> Short task: All of the records below should be output exactly.

Extracted data entries:
■ ■ ■ ■ ■ ■ ■
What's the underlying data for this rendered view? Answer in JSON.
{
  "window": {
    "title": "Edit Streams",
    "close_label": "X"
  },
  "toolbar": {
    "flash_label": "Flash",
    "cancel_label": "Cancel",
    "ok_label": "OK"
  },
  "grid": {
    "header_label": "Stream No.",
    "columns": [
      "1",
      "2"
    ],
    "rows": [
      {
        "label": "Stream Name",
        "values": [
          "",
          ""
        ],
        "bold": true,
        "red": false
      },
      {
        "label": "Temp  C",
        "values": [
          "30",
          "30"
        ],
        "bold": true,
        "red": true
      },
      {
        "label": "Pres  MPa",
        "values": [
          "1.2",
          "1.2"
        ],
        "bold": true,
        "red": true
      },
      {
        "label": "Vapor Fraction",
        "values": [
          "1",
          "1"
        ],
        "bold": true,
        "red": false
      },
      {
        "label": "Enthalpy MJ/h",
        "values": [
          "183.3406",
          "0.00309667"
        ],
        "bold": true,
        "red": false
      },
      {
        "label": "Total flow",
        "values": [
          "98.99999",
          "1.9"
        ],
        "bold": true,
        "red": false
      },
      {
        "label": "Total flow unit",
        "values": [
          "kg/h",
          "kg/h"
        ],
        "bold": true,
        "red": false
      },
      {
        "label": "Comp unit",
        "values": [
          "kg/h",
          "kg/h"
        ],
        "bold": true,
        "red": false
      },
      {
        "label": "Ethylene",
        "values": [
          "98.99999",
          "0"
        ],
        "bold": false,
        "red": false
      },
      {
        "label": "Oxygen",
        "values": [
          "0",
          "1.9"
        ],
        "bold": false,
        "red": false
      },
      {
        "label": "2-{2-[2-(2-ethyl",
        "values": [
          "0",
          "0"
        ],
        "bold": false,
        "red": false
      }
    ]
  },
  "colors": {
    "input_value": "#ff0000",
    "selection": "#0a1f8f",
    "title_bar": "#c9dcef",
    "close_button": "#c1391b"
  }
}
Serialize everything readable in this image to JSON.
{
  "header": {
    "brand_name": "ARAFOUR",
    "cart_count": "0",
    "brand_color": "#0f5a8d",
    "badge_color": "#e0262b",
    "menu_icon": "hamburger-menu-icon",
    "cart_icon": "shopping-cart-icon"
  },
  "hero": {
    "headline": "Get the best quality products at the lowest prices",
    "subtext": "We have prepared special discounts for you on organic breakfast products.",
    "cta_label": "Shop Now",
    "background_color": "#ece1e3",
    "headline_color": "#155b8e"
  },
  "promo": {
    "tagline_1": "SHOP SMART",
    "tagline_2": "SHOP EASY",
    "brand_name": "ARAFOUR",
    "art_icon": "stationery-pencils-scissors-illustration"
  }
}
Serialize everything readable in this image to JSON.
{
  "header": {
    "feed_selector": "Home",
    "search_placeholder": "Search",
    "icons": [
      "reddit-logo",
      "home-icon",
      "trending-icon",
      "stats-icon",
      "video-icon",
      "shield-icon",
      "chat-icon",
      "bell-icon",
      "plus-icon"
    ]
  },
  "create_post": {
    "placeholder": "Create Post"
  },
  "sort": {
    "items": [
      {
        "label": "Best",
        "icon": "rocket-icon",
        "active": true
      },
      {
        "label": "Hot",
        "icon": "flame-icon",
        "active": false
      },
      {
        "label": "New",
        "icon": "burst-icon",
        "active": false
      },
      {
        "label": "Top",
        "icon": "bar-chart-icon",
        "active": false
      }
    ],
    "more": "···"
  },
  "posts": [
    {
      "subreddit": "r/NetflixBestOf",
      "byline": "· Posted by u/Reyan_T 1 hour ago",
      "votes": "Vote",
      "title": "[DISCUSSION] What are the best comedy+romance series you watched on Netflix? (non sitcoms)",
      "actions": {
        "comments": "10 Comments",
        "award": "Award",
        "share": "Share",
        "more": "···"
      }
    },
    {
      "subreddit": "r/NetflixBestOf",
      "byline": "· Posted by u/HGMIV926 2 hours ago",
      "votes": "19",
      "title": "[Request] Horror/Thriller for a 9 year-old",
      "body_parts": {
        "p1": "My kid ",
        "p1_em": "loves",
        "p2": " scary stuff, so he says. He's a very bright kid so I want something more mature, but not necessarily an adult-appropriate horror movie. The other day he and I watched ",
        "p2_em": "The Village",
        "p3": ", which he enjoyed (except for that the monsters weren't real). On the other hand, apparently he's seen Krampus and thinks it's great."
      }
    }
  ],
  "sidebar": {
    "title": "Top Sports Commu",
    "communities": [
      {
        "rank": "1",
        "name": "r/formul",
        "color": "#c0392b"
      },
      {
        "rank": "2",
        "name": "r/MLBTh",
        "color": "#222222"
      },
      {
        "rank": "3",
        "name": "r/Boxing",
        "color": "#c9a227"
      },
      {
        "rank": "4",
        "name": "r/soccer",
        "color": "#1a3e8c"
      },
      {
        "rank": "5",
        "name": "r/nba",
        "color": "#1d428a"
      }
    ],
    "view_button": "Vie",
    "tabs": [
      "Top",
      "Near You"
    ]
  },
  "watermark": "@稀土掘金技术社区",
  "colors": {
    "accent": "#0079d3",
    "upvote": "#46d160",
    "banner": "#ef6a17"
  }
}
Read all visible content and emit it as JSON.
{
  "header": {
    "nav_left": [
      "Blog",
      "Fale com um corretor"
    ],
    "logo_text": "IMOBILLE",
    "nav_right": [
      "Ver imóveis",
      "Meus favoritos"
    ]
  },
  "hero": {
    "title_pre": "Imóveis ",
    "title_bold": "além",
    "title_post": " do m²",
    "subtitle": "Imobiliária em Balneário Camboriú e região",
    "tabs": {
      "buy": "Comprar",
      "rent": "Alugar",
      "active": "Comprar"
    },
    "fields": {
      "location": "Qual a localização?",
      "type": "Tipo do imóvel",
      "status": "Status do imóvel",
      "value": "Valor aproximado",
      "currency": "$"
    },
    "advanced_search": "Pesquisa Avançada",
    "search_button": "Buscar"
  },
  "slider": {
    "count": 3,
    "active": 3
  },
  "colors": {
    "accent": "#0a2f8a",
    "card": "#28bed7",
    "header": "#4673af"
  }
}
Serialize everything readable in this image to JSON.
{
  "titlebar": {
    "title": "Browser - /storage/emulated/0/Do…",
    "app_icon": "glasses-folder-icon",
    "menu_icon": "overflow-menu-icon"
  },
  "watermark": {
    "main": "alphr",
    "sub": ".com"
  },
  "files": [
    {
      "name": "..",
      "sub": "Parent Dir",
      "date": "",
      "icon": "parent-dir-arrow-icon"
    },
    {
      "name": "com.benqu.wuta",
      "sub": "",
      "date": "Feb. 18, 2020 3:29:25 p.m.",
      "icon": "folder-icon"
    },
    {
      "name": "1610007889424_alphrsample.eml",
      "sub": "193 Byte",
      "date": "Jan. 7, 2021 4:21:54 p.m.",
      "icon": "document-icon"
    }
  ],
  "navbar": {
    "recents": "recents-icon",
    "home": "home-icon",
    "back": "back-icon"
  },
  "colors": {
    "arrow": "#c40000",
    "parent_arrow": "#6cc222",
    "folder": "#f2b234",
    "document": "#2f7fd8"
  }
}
■ ■ ■ ■ ■ ■ ■
> Response:
What's the underlying data for this rendered view? Answer in JSON.
{
  "window": {
    "title": "Edit Streams",
    "close_label": "X"
  },
  "toolbar": {
    "flash_label": "Flash",
    "cancel_label": "Cancel",
    "ok_label": "OK"
  },
  "grid": {
    "header_label": "Stream No.",
    "columns": [
      "1",
      "2"
    ],
    "rows": [
      {
        "label": "Stream Name",
        "values": [
          "",
          ""
        ],
        "bold": true,
        "red": false
      },
      {
        "label": "Temp  C",
        "values": [
          "30",
          "30"
        ],
        "bold": true,
        "red": true
      },
      {
        "label": "Pres  MPa",
        "values": [
          "1.2",
          "1.2"
        ],
        "bold": true,
        "red": true
      },
      {
        "label": "Vapor Fraction",
        "values": [
          "1",
          "1"
        ],
        "bold": true,
        "red": false
      },
      {
        "label": "Enthalpy MJ/h",
        "values": [
          "183.3406",
          "0.00309667"
        ],
        "bold": true,
        "red": false
      },
      {
        "label": "Total flow",
        "values": [
          "98.99999",
          "1.9"
        ],
        "bold": true,
        "red": false
      },
      {
        "label": "Total flow unit",
        "values": [
          "kg/h",
          "kg/h"
        ],
        "bold": true,
        "red": false
      },
      {
        "label": "Comp unit",
        "values": [
          "kg/h",
          "kg/h"
        ],
        "bold": true,
        "red": false
      },
      {
        "label": "Ethylene",
        "values": [
          "98.99999",
          "0"
        ],
        "bold": false,
        "red": false
      },
      {
        "label": "Oxygen",
        "values": [
          "0",
          "1.9"
        ],
        "bold": false,
        "red": false
      },
      {
        "label": "2-{2-[2-(2-ethyl",
        "values": [
          "0",
          "0"
        ],
        "bold": false,
        "red": false
      }
    ]
  },
  "colors": {
    "input_value": "#ff0000",
    "selection": "#0a1f8f",
    "title_bar": "#c9dcef",
    "close_button": "#c1391b"
  }
}
Serialize everything readable in this image to JSON.
{
  "header": {
    "brand_name": "ARAFOUR",
    "cart_count": "0",
    "brand_color": "#0f5a8d",
    "badge_color": "#e0262b",
    "menu_icon": "hamburger-menu-icon",
    "cart_icon": "shopping-cart-icon"
  },
  "hero": {
    "headline": "Get the best quality products at the lowest prices",
    "subtext": "We have prepared special discounts for you on organic breakfast products.",
    "cta_label": "Shop Now",
    "background_color": "#ece1e3",
    "headline_color": "#155b8e"
  },
  "promo": {
    "tagline_1": "SHOP SMART",
    "tagline_2": "SHOP EASY",
    "brand_name": "ARAFOUR",
    "art_icon": "stationery-pencils-scissors-illustration"
  }
}
Serialize everything readable in this image to JSON.
{
  "header": {
    "feed_selector": "Home",
    "search_placeholder": "Search",
    "icons": [
      "reddit-logo",
      "home-icon",
      "trending-icon",
      "stats-icon",
      "video-icon",
      "shield-icon",
      "chat-icon",
      "bell-icon",
      "plus-icon"
    ]
  },
  "create_post": {
    "placeholder": "Create Post"
  },
  "sort": {
    "items": [
      {
        "label": "Best",
        "icon": "rocket-icon",
        "active": true
      },
      {
        "label": "Hot",
        "icon": "flame-icon",
        "active": false
      },
      {
        "label": "New",
        "icon": "burst-icon",
        "active": false
      },
      {
        "label": "Top",
        "icon": "bar-chart-icon",
        "active": false
      }
    ],
    "more": "···"
  },
  "posts": [
    {
      "subreddit": "r/NetflixBestOf",
      "byline": "· Posted by u/Reyan_T 1 hour ago",
      "votes": "Vote",
      "title": "[DISCUSSION] What are the best comedy+romance series you watched on Netflix? (non sitcoms)",
      "actions": {
        "comments": "10 Comments",
        "award": "Award",
        "share": "Share",
        "more": "···"
      }
    },
    {
      "subreddit": "r/NetflixBestOf",
      "byline": "· Posted by u/HGMIV926 2 hours ago",
      "votes": "19",
      "title": "[Request] Horror/Thriller for a 9 year-old",
      "body_parts": {
        "p1": "My kid ",
        "p1_em": "loves",
        "p2": " scary stuff, so he says. He's a very bright kid so I want something more mature, but not necessarily an adult-appropriate horror movie. The other day he and I watched ",
        "p2_em": "The Village",
        "p3": ", which he enjoyed (except for that the monsters weren't real). On the other hand, apparently he's seen Krampus and thinks it's great."
      }
    }
  ],
  "sidebar": {
    "title": "Top Sports Commu",
    "communities": [
      {
        "rank": "1",
        "name": "r/formul",
        "color": "#c0392b"
      },
      {
        "rank": "2",
        "name": "r/MLBTh",
        "color": "#222222"
      },
      {
        "rank": "3",
        "name": "r/Boxing",
        "color": "#c9a227"
      },
      {
        "rank": "4",
        "name": "r/soccer",
        "color": "#1a3e8c"
      },
      {
        "rank": "5",
        "name": "r/nba",
        "color": "#1d428a"
      }
    ],
    "view_button": "Vie",
    "tabs": [
      "Top",
      "Near You"
    ]
  },
  "watermark": "@稀土掘金技术社区",
  "colors": {
    "accent": "#0079d3",
    "upvote": "#46d160",
    "banner": "#ef6a17"
  }
}
Read all visible content and emit it as JSON.
{
  "header": {
    "nav_left": [
      "Blog",
      "Fale com um corretor"
    ],
    "logo_text": "IMOBILLE",
    "nav_right": [
      "Ver imóveis",
      "Meus favoritos"
    ]
  },
  "hero": {
    "title_pre": "Imóveis ",
    "title_bold": "além",
    "title_post": " do m²",
    "subtitle": "Imobiliária em Balneário Camboriú e região",
    "tabs": {
      "buy": "Comprar",
      "rent": "Alugar",
      "active": "Comprar"
    },
    "fields": {
      "location": "Qual a localização?",
      "type": "Tipo do imóvel",
      "status": "Status do imóvel",
      "value": "Valor aproximado",
      "currency": "$"
    },
    "advanced_search": "Pesquisa Avançada",
    "search_button": "Buscar"
  },
  "slider": {
    "count": 3,
    "active": 3
  },
  "colors": {
    "accent": "#0a2f8a",
    "card": "#28bed7",
    "header": "#4673af"
  }
}
Serialize everything readable in this image to JSON.
{
  "titlebar": {
    "title": "Browser - /storage/emulated/0/Do…",
    "app_icon": "glasses-folder-icon",
    "menu_icon": "overflow-menu-icon"
  },
  "watermark": {
    "main": "alphr",
    "sub": ".com"
  },
  "files": [
    {
      "name": "..",
      "sub": "Parent Dir",
      "date": "",
      "icon": "parent-dir-arrow-icon"
    },
    {
      "name": "com.benqu.wuta",
      "sub": "",
      "date": "Feb. 18, 2020 3:29:25 p.m.",
      "icon": "folder-icon"
    },
    {
      "name": "1610007889424_alphrsample.eml",
      "sub": "193 Byte",
      "date": "Jan. 7, 2021 4:21:54 p.m.",
      "icon": "document-icon"
    }
  ],
  "navbar": {
    "recents": "recents-icon",
    "home": "home-icon",
    "back": "back-icon"
  },
  "colors": {
    "arrow": "#c40000",
    "parent_arrow": "#6cc222",
    "folder": "#f2b234",
    "document": "#2f7fd8"
  }
}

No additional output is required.